# START OF INPUT DATA

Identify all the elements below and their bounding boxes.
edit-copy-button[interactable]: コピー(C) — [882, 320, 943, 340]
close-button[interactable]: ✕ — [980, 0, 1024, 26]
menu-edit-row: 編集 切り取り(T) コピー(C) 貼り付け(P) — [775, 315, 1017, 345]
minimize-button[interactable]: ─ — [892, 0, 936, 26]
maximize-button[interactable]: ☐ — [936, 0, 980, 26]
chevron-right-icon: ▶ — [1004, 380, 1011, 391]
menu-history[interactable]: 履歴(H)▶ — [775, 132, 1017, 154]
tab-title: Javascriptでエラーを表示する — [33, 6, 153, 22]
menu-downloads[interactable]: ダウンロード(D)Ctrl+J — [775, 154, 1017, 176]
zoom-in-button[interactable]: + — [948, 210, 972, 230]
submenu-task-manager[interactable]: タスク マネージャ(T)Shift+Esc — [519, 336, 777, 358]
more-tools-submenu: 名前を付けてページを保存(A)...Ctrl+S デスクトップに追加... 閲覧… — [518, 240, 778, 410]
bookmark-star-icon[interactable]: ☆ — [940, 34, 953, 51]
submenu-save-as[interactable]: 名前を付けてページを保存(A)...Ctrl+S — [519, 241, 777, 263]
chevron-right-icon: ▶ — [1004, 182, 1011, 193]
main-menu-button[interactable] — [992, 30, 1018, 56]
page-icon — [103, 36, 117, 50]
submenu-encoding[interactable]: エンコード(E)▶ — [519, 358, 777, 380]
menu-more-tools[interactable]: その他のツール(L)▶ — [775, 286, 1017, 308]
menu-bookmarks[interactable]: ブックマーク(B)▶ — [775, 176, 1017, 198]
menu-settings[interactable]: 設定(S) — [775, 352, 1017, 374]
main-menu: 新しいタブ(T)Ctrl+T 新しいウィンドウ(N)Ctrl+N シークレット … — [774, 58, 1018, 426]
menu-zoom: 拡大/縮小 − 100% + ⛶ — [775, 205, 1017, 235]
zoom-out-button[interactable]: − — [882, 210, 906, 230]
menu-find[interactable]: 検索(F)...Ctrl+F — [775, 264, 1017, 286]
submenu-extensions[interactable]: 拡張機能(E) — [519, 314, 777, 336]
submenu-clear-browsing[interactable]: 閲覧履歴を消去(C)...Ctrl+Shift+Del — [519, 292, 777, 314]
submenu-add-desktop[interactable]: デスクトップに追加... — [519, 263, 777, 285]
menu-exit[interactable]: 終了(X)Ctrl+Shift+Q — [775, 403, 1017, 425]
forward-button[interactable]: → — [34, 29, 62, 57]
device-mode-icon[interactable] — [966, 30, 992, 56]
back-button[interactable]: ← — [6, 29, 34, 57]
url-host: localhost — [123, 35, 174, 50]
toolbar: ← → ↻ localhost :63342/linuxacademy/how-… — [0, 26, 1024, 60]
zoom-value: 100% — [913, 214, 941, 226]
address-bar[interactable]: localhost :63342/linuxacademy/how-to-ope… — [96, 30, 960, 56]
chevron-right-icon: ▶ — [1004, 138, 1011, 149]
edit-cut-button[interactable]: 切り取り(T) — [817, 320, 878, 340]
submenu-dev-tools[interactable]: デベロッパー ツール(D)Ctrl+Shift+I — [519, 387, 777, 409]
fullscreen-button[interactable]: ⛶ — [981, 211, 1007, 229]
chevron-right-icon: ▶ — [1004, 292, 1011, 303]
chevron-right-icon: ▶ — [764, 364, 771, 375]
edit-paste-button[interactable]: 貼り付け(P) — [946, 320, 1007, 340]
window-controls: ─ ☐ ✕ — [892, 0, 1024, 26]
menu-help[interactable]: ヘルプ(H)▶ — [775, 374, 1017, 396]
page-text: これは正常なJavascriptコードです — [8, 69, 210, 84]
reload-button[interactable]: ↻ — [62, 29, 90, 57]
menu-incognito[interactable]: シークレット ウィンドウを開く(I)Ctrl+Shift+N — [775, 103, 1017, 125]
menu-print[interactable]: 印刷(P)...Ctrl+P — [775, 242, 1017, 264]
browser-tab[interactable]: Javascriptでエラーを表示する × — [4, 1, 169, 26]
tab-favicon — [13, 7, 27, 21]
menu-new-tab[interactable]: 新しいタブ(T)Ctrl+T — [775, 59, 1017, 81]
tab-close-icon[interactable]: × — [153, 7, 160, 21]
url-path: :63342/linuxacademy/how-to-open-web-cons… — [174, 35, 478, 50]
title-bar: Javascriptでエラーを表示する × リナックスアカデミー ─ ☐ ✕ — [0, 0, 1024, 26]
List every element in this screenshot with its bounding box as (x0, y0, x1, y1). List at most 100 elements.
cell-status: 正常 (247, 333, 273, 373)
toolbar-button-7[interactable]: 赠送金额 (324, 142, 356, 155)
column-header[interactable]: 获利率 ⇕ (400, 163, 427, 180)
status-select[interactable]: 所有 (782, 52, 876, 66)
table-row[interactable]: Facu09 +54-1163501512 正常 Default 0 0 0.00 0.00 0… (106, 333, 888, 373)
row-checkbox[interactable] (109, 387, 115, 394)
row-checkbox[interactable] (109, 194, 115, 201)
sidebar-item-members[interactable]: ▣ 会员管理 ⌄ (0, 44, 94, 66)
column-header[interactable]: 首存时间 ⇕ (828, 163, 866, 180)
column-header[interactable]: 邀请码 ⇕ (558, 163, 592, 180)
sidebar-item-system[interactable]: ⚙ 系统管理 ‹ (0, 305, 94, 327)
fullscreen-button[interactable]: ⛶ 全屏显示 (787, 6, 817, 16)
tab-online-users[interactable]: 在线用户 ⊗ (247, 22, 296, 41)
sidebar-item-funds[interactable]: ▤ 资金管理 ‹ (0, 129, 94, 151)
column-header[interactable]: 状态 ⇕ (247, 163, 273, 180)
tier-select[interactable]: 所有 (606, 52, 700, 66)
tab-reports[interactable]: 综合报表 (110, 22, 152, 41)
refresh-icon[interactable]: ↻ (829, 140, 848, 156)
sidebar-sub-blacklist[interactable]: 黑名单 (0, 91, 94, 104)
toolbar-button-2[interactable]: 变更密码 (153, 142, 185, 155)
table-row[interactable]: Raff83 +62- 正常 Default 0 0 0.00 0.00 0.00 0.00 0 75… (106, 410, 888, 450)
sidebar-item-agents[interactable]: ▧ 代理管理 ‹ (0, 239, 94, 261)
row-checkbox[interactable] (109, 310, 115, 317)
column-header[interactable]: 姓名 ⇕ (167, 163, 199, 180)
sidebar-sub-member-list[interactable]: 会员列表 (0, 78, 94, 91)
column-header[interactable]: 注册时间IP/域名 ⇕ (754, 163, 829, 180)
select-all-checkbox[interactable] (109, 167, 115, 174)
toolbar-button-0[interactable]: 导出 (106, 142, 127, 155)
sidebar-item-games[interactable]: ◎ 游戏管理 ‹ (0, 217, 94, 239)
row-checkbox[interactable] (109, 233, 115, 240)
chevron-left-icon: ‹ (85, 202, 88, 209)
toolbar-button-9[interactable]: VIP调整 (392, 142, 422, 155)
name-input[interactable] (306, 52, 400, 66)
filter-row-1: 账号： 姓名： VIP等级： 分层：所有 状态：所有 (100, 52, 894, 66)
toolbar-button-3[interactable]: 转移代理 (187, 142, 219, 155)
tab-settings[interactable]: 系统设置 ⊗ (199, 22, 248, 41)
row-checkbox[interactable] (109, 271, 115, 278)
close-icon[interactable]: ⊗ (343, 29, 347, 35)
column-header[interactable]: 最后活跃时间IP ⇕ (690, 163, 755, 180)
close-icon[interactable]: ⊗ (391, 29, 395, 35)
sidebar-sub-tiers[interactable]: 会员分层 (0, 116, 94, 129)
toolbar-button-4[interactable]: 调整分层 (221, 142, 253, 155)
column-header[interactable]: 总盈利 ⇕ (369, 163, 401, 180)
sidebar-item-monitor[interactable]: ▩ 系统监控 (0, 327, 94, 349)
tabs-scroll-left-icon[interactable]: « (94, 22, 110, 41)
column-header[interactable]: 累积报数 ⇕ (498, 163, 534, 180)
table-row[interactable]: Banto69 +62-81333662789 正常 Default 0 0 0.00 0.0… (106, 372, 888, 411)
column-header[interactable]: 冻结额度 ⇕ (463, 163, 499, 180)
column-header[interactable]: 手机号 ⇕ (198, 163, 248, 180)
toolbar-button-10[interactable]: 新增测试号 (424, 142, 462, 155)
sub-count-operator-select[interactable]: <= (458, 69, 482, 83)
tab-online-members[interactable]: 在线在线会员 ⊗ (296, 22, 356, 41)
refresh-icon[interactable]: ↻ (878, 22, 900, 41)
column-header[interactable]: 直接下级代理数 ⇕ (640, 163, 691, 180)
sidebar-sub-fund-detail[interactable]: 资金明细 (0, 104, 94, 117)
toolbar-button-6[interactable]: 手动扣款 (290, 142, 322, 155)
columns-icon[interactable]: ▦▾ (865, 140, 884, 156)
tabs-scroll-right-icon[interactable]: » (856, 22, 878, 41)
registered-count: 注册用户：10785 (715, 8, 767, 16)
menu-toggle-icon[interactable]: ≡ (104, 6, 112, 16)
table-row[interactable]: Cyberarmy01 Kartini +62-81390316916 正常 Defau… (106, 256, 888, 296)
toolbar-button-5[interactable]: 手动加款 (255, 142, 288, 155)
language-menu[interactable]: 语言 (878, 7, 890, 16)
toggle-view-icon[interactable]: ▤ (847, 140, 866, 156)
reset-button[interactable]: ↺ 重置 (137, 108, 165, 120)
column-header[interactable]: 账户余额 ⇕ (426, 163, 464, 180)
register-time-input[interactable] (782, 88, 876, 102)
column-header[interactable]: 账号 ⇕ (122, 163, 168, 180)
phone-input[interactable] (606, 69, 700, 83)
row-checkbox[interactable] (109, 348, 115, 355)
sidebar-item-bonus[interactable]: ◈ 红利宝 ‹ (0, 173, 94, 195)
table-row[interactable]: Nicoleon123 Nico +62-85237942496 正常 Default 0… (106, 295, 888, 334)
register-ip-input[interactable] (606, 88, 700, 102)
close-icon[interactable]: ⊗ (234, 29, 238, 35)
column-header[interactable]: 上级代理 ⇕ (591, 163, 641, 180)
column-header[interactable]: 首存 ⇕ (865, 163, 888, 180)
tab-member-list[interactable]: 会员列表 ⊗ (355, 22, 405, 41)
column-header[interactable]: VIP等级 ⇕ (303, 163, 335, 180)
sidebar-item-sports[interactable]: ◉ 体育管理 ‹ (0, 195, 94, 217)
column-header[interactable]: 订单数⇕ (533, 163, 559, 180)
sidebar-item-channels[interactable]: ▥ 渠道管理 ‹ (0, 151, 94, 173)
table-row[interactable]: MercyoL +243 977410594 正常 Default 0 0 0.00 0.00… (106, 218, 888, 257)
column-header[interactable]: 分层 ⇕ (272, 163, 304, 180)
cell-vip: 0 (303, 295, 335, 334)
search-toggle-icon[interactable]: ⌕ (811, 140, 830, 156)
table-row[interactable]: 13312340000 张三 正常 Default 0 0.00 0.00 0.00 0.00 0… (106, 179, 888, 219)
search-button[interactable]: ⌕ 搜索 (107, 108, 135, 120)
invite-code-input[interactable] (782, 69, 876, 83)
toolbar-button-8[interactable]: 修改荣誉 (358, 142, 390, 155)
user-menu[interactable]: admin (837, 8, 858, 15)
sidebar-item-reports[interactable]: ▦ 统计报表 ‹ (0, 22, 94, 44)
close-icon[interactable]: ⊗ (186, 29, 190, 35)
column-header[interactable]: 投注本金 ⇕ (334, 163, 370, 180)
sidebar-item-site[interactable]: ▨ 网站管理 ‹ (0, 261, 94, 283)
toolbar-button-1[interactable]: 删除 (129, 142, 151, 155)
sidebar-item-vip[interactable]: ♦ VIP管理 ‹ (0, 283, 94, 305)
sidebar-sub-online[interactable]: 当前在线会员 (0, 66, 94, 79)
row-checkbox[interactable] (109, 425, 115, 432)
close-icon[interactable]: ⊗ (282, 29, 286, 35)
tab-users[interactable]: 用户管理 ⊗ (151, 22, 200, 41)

# END OF INPUT DATA

AIM OF THE TASK — Convert the records above, starting at the beginning and ending at the line that contains "back-button[interactable]: ← —", into a Markdown table with the columns Row and Text. Number each line in Row, put the line itself in Text, and leave out any blank lines.

THE RESPONSE —
| Row | Text |
|---|---|
| 1 | Identify all the elements below and their bounding boxes. |
| 2 | edit-copy-button[interactable]: コピー(C) — [882, 320, 943, 340] |
| 3 | close-button[interactable]: ✕ — [980, 0, 1024, 26] |
| 4 | menu-edit-row: 編集 切り取り(T) コピー(C) 貼り付け(P) — [775, 315, 1017, 345] |
| 5 | minimize-button[interactable]: ─ — [892, 0, 936, 26] |
| 6 | maximize-button[interactable]: ☐ — [936, 0, 980, 26] |
| 7 | chevron-right-icon: ▶ — [1004, 380, 1011, 391] |
| 8 | menu-history[interactable]: 履歴(H)▶ — [775, 132, 1017, 154] |
| 9 | tab-title: Javascriptでエラーを表示する — [33, 6, 153, 22] |
| 10 | menu-downloads[interactable]: ダウンロード(D)Ctrl+J — [775, 154, 1017, 176] |
| 11 | zoom-in-button[interactable]: + — [948, 210, 972, 230] |
| 12 | submenu-task-manager[interactable]: タスク マネージャ(T)Shift+Esc — [519, 336, 777, 358] |
| 13 | more-tools-submenu: 名前を付けてページを保存(A)...Ctrl+S デスクトップに追加... 閲覧… — [518, 240, 778, 410] |
| 14 | bookmark-star-icon[interactable]: ☆ — [940, 34, 953, 51] |
| 15 | submenu-save-as[interactable]: 名前を付けてページを保存(A)...Ctrl+S — [519, 241, 777, 263] |
| 16 | chevron-right-icon: ▶ — [1004, 182, 1011, 193] |
| 17 | main-menu-button[interactable] — [992, 30, 1018, 56] |
| 18 | page-icon — [103, 36, 117, 50] |
| 19 | submenu-encoding[interactable]: エンコード(E)▶ — [519, 358, 777, 380] |
| 20 | menu-more-tools[interactable]: その他のツール(L)▶ — [775, 286, 1017, 308] |
| 21 | menu-bookmarks[interactable]: ブックマーク(B)▶ — [775, 176, 1017, 198] |
| 22 | menu-settings[interactable]: 設定(S) — [775, 352, 1017, 374] |
| 23 | main-menu: 新しいタブ(T)Ctrl+T 新しいウィンドウ(N)Ctrl+N シークレット … — [774, 58, 1018, 426] |
| 24 | menu-zoom: 拡大/縮小 − 100% + ⛶ — [775, 205, 1017, 235] |
| 25 | zoom-out-button[interactable]: − — [882, 210, 906, 230] |
| 26 | menu-find[interactable]: 検索(F)...Ctrl+F — [775, 264, 1017, 286] |
| 27 | submenu-extensions[interactable]: 拡張機能(E) — [519, 314, 777, 336] |
| 28 | submenu-clear-browsing[interactable]: 閲覧履歴を消去(C)...Ctrl+Shift+Del — [519, 292, 777, 314] |
| 29 | submenu-add-desktop[interactable]: デスクトップに追加... — [519, 263, 777, 285] |
| 30 | menu-exit[interactable]: 終了(X)Ctrl+Shift+Q — [775, 403, 1017, 425] |
| 31 | forward-button[interactable]: → — [34, 29, 62, 57] |
| 32 | device-mode-icon[interactable] — [966, 30, 992, 56] |
| 33 | back-button[interactable]: ← — [6, 29, 34, 57] |